Saved data entries:
+ + +
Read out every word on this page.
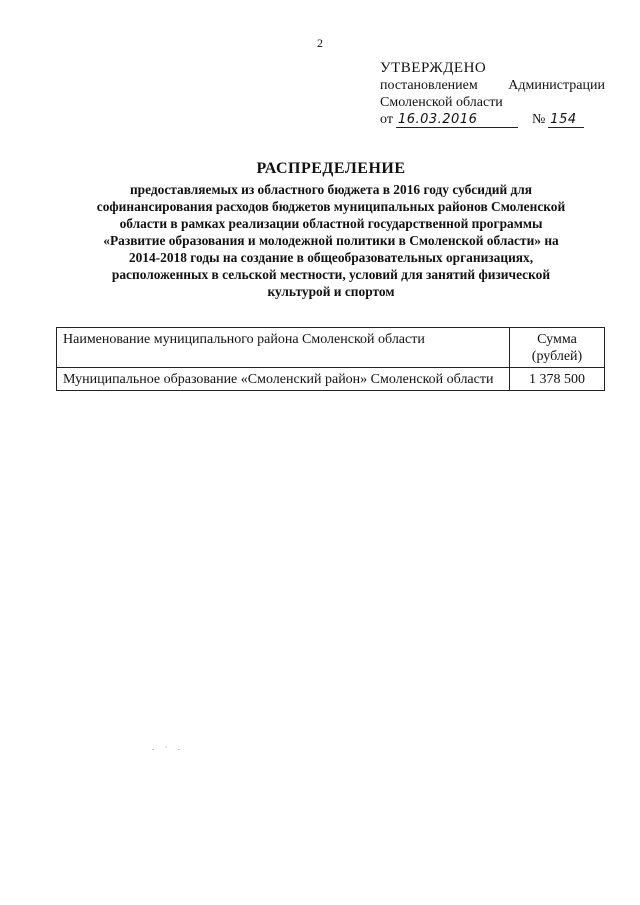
2
УТВЕРЖДЕНО
постановлением Администрации
Смоленской области
от 16.03.2016	№ 154
РАСПРЕДЕЛЕНИЕ
предоставляемых из областного бюджета в 2016 году субсидий для
софинансирования расходов бюджетов муниципальных районов Смоленской
области в рамках реализации областной государственной программы
«Развитие образования и молодежной политики в Смоленской области» на
2014-2018 годы на создание в общеобразовательных организациях,
расположенных в сельской местности, условий для занятий физической
культурой и спортом
Наименование муниципального района Смоленской области	Сумма (рублей)
Муниципальное образование «Смоленский район» Смоленской области	1 378 500
. · .
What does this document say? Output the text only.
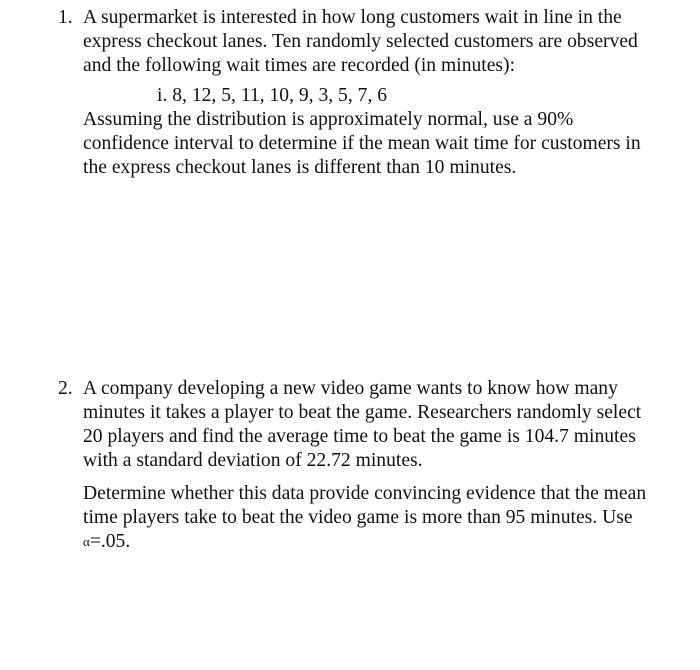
1. A supermarket is interested in how long customers wait in line in the express checkout lanes. Ten randomly selected customers are observed and the following wait times are recorded (in minutes):
i. 8, 12, 5, 11, 10, 9, 3, 5, 7, 6
Assuming the distribution is approximately normal, use a 90% confidence interval to determine if the mean wait time for customers in the express checkout lanes is different than 10 minutes.
2. A company developing a new video game wants to know how many minutes it takes a player to beat the game. Researchers randomly select 20 players and find the average time to beat the game is 104.7 minutes with a standard deviation of 22.72 minutes.
Determine whether this data provide convincing evidence that the mean time players take to beat the video game is more than 95 minutes. Use α=.05.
+ + +
WORK TO BE COMPLETED: Keep the pictures out of your copy, and repeat every entry above exactly.

PROBLEM SOLUTION:
Read out every word on this page.
2
УТВЕРЖДЕНО
постановлением Администрации
Смоленской области
от 16.03.2016	№ 154
РАСПРЕДЕЛЕНИЕ
предоставляемых из областного бюджета в 2016 году субсидий для
софинансирования расходов бюджетов муниципальных районов Смоленской
области в рамках реализации областной государственной программы
«Развитие образования и молодежной политики в Смоленской области» на
2014-2018 годы на создание в общеобразовательных организациях,
расположенных в сельской местности, условий для занятий физической
культурой и спортом
Наименование муниципального района Смоленской области	Сумма (рублей)
Муниципальное образование «Смоленский район» Смоленской области	1 378 500
. · .
What does this document say? Output the text only.
1. A supermarket is interested in how long customers wait in line in the express checkout lanes. Ten randomly selected customers are observed and the following wait times are recorded (in minutes):
i. 8, 12, 5, 11, 10, 9, 3, 5, 7, 6
Assuming the distribution is approximately normal, use a 90% confidence interval to determine if the mean wait time for customers in the express checkout lanes is different than 10 minutes.
2. A company developing a new video game wants to know how many minutes it takes a player to beat the game. Researchers randomly select 20 players and find the average time to beat the game is 104.7 minutes with a standard deviation of 22.72 minutes.
Determine whether this data provide convincing evidence that the mean time players take to beat the video game is more than 95 minutes. Use α=.05.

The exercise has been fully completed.